## EXTRACT PROVIDED
In recent years, artificial intelligence (AI) has accelerated the development of meteorology. The integration of AI and conventional physical simulation can help to improve the objective forecasting capability of NWP models. As an application of AI, machine learning is also expected to extend the forecasting system’s ability to automatically learn and improve from past experience and novel understanding of the physical mechanism. It could be used as a post-processing method for NWP model outputs, by matching NWP forecasts against observations through a regression function. It takes advantages of both physical simulation (NWP models) and data-driven (machine learning) approaches, e.g., using physical simulation to predict a wide range of environmental atmospheric trends and using data-driven algorithms to capture highly localized details, thus improving the forecasting capability. Many studies have shown the effectiveness of machine learning as a post-processing method for NWP. It fosters potential solutions to the improvement of weather forecasting at venues in a complex mountain environment for the Winter Olympics.

## TASK 1
In the passage on AI in meteorology, how can machine learning serve as a post-processing method for NWP model outputs?

## INPUT ROWS

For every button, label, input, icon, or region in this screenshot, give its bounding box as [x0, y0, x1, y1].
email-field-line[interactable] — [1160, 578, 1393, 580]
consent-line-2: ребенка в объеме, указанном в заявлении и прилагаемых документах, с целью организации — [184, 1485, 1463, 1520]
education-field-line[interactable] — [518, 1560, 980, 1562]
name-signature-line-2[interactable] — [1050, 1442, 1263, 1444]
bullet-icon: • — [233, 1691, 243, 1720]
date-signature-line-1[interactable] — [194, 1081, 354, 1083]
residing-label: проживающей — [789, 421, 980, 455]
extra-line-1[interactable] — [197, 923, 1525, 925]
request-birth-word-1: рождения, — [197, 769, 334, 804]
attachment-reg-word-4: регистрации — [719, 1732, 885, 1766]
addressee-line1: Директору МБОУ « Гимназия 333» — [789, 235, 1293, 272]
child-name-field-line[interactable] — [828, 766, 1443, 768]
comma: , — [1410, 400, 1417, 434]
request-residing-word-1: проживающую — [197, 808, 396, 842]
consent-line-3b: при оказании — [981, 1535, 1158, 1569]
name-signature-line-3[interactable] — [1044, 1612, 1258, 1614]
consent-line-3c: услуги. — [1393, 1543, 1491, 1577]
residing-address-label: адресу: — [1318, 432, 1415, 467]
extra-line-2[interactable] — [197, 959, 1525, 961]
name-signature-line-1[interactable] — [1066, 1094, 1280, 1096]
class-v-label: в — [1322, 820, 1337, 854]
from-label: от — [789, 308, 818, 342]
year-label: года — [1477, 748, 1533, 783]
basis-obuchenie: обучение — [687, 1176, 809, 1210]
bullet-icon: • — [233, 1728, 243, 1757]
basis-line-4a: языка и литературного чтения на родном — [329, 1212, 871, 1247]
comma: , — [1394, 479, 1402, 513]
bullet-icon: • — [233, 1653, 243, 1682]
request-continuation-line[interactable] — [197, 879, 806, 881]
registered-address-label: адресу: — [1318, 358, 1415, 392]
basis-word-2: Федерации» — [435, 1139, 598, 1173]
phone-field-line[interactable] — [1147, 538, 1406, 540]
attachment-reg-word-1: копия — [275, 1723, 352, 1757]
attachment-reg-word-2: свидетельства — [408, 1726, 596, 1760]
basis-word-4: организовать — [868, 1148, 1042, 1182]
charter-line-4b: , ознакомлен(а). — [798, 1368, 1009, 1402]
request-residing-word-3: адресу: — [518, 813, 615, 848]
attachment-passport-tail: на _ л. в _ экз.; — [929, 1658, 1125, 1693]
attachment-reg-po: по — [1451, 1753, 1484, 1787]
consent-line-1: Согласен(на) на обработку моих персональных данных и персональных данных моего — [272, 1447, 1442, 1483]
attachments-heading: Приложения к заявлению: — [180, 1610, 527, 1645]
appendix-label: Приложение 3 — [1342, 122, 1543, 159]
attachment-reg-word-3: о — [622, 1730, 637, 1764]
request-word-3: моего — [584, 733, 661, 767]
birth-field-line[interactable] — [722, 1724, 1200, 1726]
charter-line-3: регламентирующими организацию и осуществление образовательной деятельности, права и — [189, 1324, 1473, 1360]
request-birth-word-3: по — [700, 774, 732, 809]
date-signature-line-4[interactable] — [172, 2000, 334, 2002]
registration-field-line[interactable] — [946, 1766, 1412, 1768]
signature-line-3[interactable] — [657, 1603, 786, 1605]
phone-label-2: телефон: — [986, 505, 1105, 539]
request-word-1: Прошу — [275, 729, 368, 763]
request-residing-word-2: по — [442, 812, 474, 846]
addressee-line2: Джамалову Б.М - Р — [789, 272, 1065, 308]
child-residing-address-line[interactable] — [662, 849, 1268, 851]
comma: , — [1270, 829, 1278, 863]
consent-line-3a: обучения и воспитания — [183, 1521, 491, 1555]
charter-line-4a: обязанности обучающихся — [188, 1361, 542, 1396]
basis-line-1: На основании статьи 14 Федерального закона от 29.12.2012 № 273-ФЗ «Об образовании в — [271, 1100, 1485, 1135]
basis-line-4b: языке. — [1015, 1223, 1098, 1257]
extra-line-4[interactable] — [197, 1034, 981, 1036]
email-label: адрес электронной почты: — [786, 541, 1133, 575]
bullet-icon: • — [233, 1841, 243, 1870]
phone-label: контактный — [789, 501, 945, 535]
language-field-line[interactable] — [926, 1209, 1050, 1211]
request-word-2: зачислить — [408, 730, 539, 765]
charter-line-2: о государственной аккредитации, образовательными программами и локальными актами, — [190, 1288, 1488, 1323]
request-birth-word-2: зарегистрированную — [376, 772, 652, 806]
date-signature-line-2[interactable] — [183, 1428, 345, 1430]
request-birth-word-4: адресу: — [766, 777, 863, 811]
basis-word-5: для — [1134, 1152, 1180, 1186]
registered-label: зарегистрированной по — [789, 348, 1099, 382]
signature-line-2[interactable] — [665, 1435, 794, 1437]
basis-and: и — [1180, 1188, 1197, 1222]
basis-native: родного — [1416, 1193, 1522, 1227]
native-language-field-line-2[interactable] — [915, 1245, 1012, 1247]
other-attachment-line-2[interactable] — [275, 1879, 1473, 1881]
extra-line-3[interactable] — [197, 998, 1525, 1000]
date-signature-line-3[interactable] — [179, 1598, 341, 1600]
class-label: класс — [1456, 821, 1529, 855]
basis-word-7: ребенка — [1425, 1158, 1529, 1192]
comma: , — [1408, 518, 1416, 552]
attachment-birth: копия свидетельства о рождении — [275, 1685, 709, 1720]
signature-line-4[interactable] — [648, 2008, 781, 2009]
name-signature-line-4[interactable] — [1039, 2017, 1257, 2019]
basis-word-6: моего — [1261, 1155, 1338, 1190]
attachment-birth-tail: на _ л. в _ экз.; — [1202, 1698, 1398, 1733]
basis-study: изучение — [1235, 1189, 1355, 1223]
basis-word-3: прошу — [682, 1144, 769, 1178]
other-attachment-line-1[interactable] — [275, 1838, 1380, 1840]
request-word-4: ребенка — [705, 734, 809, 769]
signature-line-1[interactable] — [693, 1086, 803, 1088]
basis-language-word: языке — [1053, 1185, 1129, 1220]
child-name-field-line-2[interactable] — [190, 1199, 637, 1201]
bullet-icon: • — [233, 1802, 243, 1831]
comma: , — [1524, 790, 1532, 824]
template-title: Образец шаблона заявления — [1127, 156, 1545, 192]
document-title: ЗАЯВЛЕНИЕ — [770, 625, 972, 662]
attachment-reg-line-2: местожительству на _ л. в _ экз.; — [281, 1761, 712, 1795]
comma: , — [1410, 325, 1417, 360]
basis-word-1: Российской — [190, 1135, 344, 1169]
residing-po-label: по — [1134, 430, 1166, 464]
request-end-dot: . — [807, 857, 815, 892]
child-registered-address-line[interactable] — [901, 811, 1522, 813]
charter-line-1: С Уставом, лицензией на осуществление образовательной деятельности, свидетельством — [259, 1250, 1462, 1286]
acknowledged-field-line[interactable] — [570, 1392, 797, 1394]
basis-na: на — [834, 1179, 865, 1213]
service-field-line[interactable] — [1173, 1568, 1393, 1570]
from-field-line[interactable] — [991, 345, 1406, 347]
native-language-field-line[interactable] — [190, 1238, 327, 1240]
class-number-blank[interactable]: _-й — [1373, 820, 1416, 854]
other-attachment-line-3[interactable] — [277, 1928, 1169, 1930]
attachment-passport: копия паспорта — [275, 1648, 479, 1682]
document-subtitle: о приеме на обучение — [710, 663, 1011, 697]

## TASK 2
Render the records as a Markdown table with the columns Row and Line, starting at the first line of the records and ending at the line containing "request-residing-word-1: проживающую —", both included and blank lines skipped.

## WRITTEN REPLY 1
By matching NWP forecasts against observations through a regression function.

## WRITTEN REPLY 2
| Row | Line |
|---|---|
| 1 | For every button, label, input, icon, or region in this screenshot, give its bounding box as [x0, y0, x1, y1]. |
| 2 | email-field-line[interactable] — [1160, 578, 1393, 580] |
| 3 | consent-line-2: ребенка в объеме, указанном в заявлении и прилагаемых документах, с целью организации — [184, 1485, 1463, 1520] |
| 4 | education-field-line[interactable] — [518, 1560, 980, 1562] |
| 5 | name-signature-line-2[interactable] — [1050, 1442, 1263, 1444] |
| 6 | bullet-icon: • — [233, 1691, 243, 1720] |
| 7 | date-signature-line-1[interactable] — [194, 1081, 354, 1083] |
| 8 | residing-label: проживающей — [789, 421, 980, 455] |
| 9 | extra-line-1[interactable] — [197, 923, 1525, 925] |
| 10 | request-birth-word-1: рождения, — [197, 769, 334, 804] |
| 11 | attachment-reg-word-4: регистрации — [719, 1732, 885, 1766] |
| 12 | addressee-line1: Директору МБОУ « Гимназия 333» — [789, 235, 1293, 272] |
| 13 | child-name-field-line[interactable] — [828, 766, 1443, 768] |
| 14 | comma: , — [1410, 400, 1417, 434] |
| 15 | request-residing-word-1: проживающую — [197, 808, 396, 842] |